_Fonte_.
=-=-=
Barba, cabelo e bigode?

Saindo do Salão Internacional pela rua 13 de maio, à frente se encontra a morada de Roque de Marco, construção que permanece ali desde 1887, ao lado o antigo Hotel Grigolete, cenário de uma Campinas antiga, perdida no transtorno da região central. A nostalgia chega de encontro à entrevista com o velho Luiz Teixeira, que mantém o seu salão desde 1968 na antiga Estação ferroviária, hoje, sede da Secretaria de Cultura da Prefeitura, mais conhecido como Estação Cultura. Dimensões do passado, toda arquitetura, de casarões dos barões de café, enraizados e abandonados; logo adiante o futuro, luzes, multidão de gente, barulho, conversas, vendedores gritando o seu peixe, “Churrasquinho grego a R$ 1,10”, mendigos na rua, barraquinhas, panfletos, carros, trânsito... policiais a cavalo no meio daquele caos, 1968, ano das possíveis revoluções, ano em que “seo”Luís, que não é só barbeiro, estava mudando o local do seu salão, sem saber que ia permanecer a vida toda ali.
=-=-=
_Linhas fornecidas_.
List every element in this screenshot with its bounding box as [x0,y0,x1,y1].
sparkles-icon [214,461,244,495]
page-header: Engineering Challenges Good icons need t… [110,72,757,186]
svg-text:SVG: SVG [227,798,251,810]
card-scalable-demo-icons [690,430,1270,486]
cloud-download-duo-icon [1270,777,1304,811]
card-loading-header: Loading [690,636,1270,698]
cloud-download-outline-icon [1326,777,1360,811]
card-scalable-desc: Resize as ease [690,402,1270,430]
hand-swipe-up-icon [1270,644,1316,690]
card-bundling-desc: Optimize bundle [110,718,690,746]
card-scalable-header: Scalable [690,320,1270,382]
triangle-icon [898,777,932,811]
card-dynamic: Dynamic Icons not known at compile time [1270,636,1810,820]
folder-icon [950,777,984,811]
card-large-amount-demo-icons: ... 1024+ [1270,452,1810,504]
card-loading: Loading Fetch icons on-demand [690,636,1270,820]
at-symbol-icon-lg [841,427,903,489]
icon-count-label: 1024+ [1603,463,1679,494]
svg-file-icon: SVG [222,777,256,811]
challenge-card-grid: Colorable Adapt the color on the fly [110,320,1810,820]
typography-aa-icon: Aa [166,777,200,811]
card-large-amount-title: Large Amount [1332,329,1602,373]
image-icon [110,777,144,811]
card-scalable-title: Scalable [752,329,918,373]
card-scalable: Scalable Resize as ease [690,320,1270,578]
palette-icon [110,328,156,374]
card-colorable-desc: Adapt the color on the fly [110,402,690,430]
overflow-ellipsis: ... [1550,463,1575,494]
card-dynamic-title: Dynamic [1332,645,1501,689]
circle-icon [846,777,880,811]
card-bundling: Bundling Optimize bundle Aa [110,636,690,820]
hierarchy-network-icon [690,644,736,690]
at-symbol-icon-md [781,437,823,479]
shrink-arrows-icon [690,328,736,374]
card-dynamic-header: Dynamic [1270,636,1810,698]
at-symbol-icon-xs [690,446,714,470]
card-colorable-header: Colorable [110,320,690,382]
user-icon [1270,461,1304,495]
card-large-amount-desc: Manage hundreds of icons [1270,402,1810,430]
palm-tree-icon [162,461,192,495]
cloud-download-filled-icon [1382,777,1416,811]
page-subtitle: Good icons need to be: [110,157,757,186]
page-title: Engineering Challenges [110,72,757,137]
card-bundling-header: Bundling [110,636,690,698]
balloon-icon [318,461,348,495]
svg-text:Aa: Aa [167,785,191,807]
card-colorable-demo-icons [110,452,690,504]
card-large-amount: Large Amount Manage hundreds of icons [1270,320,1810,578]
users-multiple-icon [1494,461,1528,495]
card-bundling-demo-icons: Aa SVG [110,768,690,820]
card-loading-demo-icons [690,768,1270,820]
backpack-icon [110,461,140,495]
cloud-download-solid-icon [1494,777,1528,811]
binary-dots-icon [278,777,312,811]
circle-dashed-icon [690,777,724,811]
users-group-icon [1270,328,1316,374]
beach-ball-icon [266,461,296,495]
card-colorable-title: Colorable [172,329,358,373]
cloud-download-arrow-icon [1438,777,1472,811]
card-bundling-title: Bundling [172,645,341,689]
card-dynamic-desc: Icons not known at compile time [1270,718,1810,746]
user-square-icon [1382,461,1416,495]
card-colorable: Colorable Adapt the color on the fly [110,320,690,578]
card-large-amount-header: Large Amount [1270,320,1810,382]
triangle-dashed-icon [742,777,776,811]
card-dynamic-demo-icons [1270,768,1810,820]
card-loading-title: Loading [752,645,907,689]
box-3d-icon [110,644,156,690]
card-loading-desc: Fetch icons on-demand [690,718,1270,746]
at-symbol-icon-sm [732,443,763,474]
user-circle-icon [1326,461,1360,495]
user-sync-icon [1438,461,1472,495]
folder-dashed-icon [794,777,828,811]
=-=-=
_Exercícios_.
1. Diga se cada afirmação concorda com o texto sobre o salão de Luiz Teixeira, respondendo sim ou não e citando literalmente as palavras do texto que decidem: (a) A morada de Roque de Marco está no local desde 1887. (b) Luiz Teixeira mantém seu salão na antiga Estação ferroviária desde 1968. (c) O churrasquinho grego é vendido a R$ 2,00.
2. Filtre as linhas e copie cada uma que contenha a palavra "cloud", levando em conta a diferença entre maiúsculas e minúsculas.
O texto e as linhas não têm nenhuma relação entre si.

_Respostas por tarefa_.
1.
(a) Sim: "construção que permanece ali desde 1887".
(b) Sim: "que mantém o seu salão desde 1968 na antiga Estação ferroviária".
(c) Não: "“Churrasquinho grego a R$ 1,10”".

2.
cloud-download-duo-icon [1270,777,1304,811]
cloud-download-outline-icon [1326,777,1360,811]
cloud-download-filled-icon [1382,777,1416,811]
cloud-download-solid-icon [1494,777,1528,811]
cloud-download-arrow-icon [1438,777,1472,811]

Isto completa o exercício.